+++ QUOTED PASSAGE +++
The Carbon Disclosure project
(www.cdproject.net, CDP) provides a platform,
where organisations can disclose their measured
GHG emissions like ISO14064. This includes
climate change strategies and reduction targets. The
CDP data is available to investors, policy makers,
governments, researchers and the public.
4 REQUIREMENTS FOR A
COMPLETE ASSESSMENT OF
THE IMPACT OF ICT
We found a lot of initiatives of communities and
cities on doing something sustainable and often,
some form of ICT is used. However, not one of them
seemed to be able to answer questions such as
‘which are to most sustainable activities?’, and
‘which of these systems is able to reduce the most
CO2? What about the effects on people and what
about the business case? In short, in order to
compare ICT and ICT applications and advise on
which are the most sustainable choices to make,
none of the frameworks described above did fit our
purpose.
With one of the statements made in Copenhagen
(“nations talk, cities act”) at the background, it
seems appropriate to aim our efforts to the scale of
cities and/or regions. It is the scale at which concrete
measures can be designed, implemented, and
evaluated, often with the help of local companies.
And, to reduce the carbon footprint of a city or
region, it is not enough to focus on ‘Green IT’ alone:
the ‘Greening by IT’ effects have to be accounted
for as well.
What is needed is a method to make a complete
assessment the sustainability of ICT (applications)
+++
STATED PROBLEM A:
Copy the passage on assessing the impact of ICT, from "And, to reduce" down to "of ICT (applications)", word for word.
+++ DATA SUPPLIED +++
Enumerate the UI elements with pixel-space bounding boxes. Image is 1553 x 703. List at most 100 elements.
+++
+++ DATA SUPPLIED +++
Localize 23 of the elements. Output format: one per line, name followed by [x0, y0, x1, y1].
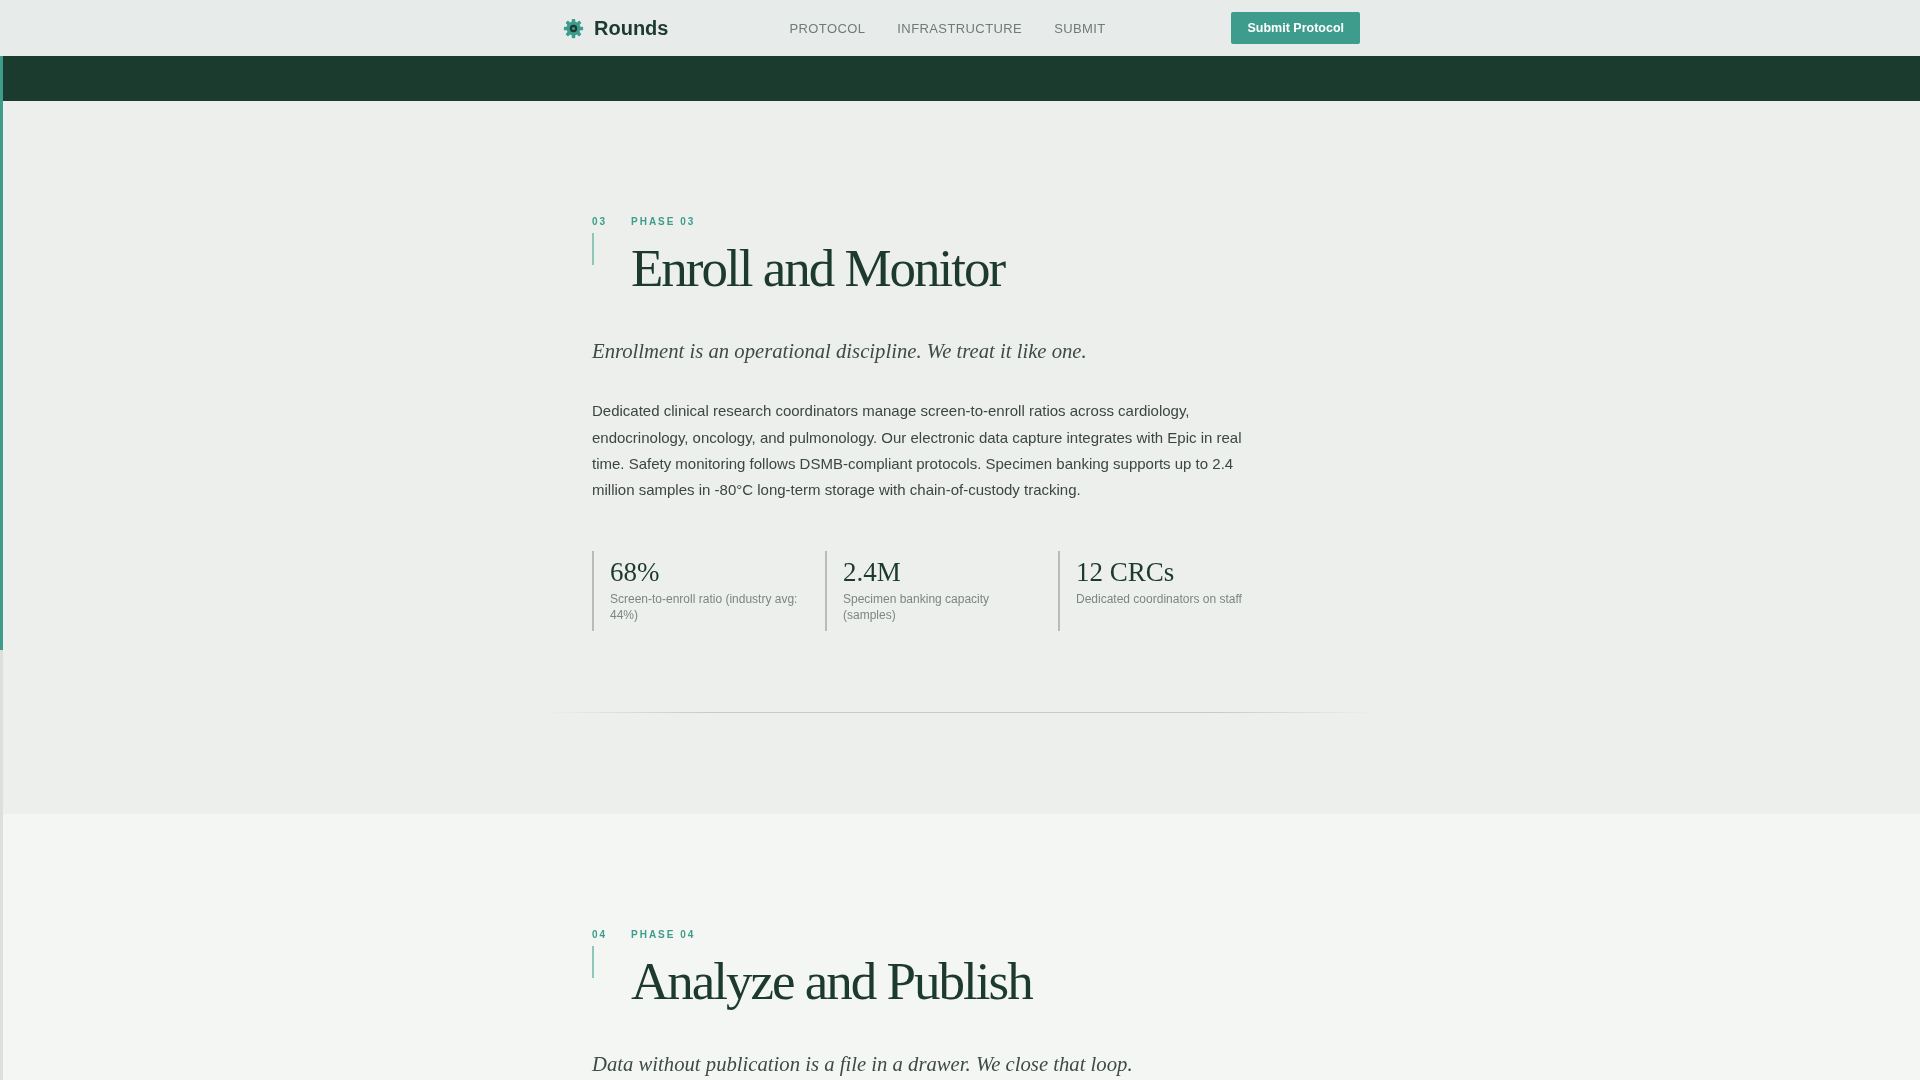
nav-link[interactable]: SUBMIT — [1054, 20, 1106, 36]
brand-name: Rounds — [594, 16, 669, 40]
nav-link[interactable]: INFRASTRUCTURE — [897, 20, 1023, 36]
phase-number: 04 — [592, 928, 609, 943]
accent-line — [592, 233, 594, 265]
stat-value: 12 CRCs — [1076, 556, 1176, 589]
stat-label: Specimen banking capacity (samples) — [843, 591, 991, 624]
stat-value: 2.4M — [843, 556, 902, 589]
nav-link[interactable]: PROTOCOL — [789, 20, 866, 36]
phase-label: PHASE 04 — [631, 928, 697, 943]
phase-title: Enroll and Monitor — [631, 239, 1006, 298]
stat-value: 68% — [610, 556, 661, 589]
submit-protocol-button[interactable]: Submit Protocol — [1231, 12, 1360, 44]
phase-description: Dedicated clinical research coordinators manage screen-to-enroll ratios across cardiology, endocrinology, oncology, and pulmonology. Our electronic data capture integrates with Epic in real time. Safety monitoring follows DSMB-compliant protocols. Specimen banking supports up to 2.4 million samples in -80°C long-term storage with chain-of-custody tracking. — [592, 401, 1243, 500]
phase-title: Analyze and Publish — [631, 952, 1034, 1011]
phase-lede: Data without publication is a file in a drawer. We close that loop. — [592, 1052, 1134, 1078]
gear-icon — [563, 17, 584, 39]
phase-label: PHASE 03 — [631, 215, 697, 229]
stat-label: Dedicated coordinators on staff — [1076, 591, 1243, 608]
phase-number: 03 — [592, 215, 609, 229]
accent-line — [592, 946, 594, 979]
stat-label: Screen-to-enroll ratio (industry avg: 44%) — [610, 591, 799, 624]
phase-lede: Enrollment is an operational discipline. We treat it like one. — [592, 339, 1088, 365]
+++
STATED PROBLEM B:
In the rows, repeat everything from the line containing "Localize 23 of" down to the line containing "gear-icon — [563, 17, 584, 39]", including both of those lines, without any changes and without the pictures.

RESPONSE A:
And, to reduce the carbon footprint of a city or
region, it is not enough to focus on ‘Green IT’ alone:
the ‘Greening by IT’ effects have to be accounted
for as well.
What is needed is a method to make a complete
assessment the sustainability of ICT (applications)

RESPONSE B:
Localize 23 of the elements. Output format: one per line, name followed by [x0, y0, x1, y1].
nav-link[interactable]: SUBMIT — [1054, 20, 1106, 36]
brand-name: Rounds — [594, 16, 669, 40]
nav-link[interactable]: INFRASTRUCTURE — [897, 20, 1023, 36]
phase-number: 04 — [592, 928, 609, 943]
accent-line — [592, 233, 594, 265]
stat-value: 12 CRCs — [1076, 556, 1176, 589]
stat-label: Specimen banking capacity (samples) — [843, 591, 991, 624]
stat-value: 2.4M — [843, 556, 902, 589]
nav-link[interactable]: PROTOCOL — [789, 20, 866, 36]
phase-label: PHASE 04 — [631, 928, 697, 943]
phase-title: Enroll and Monitor — [631, 239, 1006, 298]
stat-value: 68% — [610, 556, 661, 589]
submit-protocol-button[interactable]: Submit Protocol — [1231, 12, 1360, 44]
phase-description: Dedicated clinical research coordinators manage screen-to-enroll ratios across cardiology, endocrinology, oncology, and pulmonology. Our electronic data capture integrates with Epic in real time. Safety monitoring follows DSMB-compliant protocols. Specimen banking supports up to 2.4 million samples in -80°C long-term storage with chain-of-custody tracking. — [592, 401, 1243, 500]
phase-title: Analyze and Publish — [631, 952, 1034, 1011]
phase-lede: Data without publication is a file in a drawer. We close that loop. — [592, 1052, 1134, 1078]
gear-icon — [563, 17, 584, 39]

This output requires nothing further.